| Exercise data |
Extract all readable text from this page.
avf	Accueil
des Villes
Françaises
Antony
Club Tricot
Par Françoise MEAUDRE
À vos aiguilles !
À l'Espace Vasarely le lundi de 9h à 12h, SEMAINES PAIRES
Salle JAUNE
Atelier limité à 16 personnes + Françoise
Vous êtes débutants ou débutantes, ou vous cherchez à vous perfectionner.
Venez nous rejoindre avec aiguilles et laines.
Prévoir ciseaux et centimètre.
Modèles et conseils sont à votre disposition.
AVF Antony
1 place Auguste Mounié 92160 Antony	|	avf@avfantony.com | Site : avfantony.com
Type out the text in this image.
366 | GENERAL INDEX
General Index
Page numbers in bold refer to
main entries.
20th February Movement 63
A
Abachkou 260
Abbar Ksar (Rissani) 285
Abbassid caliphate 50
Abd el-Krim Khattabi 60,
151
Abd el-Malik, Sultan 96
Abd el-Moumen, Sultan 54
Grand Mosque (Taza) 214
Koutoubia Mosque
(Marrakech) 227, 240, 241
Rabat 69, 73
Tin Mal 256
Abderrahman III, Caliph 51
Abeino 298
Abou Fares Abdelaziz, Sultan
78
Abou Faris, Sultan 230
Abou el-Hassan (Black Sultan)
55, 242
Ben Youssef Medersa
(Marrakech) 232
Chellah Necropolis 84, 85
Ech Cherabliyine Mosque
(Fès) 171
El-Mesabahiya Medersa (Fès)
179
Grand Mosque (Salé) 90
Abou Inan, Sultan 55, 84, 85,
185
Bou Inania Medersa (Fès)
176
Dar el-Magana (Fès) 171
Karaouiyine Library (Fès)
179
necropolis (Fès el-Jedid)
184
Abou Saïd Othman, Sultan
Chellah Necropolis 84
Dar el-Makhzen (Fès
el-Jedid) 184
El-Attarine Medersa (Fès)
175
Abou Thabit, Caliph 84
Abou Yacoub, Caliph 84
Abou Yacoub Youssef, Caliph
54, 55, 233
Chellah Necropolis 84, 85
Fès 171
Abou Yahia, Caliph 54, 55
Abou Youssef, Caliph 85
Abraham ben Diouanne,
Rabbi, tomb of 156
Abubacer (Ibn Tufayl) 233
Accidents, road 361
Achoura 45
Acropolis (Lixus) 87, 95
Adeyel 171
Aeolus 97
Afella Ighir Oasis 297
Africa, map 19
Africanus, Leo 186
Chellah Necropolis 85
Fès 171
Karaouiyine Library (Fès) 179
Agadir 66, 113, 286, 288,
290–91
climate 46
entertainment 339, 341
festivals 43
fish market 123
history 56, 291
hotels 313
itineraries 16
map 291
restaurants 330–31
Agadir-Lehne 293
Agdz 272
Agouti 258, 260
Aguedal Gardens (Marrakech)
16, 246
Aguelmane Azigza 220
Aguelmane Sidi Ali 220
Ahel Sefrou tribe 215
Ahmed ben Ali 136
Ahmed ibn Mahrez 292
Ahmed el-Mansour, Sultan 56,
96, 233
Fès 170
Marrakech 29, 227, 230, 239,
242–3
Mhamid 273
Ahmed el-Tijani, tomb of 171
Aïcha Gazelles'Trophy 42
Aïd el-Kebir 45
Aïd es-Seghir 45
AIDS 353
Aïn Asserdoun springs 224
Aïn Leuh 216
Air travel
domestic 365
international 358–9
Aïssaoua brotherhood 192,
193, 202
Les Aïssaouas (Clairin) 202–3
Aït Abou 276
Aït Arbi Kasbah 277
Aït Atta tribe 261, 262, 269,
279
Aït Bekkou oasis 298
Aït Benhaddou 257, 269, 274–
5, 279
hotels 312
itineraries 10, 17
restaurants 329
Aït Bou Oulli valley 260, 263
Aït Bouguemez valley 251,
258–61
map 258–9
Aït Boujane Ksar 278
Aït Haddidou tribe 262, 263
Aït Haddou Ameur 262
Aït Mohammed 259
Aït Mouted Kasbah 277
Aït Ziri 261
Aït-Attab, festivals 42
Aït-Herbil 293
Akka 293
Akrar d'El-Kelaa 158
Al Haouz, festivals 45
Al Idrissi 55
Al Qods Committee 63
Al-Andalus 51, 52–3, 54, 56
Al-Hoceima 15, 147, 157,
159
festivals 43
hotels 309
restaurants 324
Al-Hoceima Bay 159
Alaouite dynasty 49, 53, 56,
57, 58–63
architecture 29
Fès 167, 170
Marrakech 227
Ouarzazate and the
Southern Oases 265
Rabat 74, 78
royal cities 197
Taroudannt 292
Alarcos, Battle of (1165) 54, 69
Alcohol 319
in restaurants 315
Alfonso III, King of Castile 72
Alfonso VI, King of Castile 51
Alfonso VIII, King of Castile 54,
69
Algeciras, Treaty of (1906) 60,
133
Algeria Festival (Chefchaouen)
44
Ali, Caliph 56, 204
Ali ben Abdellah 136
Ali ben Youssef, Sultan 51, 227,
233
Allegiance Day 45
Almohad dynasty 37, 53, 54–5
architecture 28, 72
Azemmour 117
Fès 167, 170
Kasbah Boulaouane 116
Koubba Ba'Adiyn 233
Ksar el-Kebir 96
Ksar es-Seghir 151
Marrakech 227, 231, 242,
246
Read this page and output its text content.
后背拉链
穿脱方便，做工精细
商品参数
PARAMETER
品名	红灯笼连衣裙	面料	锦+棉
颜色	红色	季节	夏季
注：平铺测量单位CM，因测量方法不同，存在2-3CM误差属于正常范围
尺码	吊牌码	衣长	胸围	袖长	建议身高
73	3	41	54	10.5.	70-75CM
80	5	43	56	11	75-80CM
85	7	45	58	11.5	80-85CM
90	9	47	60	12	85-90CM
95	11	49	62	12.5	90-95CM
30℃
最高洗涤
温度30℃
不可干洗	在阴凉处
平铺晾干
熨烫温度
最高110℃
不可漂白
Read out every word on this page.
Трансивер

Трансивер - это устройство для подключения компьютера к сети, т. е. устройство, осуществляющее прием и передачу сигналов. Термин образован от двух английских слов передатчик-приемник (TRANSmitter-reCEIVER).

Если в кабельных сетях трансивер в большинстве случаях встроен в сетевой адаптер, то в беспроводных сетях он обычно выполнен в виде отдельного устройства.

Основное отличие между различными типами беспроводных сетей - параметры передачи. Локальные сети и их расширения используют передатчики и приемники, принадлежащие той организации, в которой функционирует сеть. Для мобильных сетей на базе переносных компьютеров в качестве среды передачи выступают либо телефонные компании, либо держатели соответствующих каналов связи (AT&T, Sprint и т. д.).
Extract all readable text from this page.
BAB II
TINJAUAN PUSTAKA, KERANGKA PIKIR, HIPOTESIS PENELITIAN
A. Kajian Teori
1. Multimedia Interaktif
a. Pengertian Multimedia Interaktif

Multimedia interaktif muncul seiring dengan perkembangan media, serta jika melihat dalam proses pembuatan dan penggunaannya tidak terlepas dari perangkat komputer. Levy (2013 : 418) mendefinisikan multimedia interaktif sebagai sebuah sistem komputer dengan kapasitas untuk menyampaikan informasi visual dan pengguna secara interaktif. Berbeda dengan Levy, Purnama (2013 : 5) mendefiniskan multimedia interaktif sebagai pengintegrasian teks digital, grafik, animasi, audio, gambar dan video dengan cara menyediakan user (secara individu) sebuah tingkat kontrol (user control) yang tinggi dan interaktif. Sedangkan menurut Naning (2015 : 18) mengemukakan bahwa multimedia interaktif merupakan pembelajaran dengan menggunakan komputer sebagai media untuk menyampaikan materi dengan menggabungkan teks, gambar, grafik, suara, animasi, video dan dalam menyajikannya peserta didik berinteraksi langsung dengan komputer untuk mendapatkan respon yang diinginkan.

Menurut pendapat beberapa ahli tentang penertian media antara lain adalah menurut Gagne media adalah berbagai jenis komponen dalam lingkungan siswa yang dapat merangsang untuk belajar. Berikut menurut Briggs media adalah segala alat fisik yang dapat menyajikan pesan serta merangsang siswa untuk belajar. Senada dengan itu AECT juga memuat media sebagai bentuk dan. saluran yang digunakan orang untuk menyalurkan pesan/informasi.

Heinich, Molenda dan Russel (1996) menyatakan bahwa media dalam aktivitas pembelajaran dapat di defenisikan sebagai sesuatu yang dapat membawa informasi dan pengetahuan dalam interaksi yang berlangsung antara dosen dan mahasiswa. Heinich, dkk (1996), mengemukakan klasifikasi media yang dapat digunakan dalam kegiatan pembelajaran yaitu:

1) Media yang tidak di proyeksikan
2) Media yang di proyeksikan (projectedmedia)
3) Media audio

| Directions |
Which lines of the data above contain "Agadir"? Copy each one.

| Full output |
Agadir 66, 113, 286, 288,
Agadir-Lehne 293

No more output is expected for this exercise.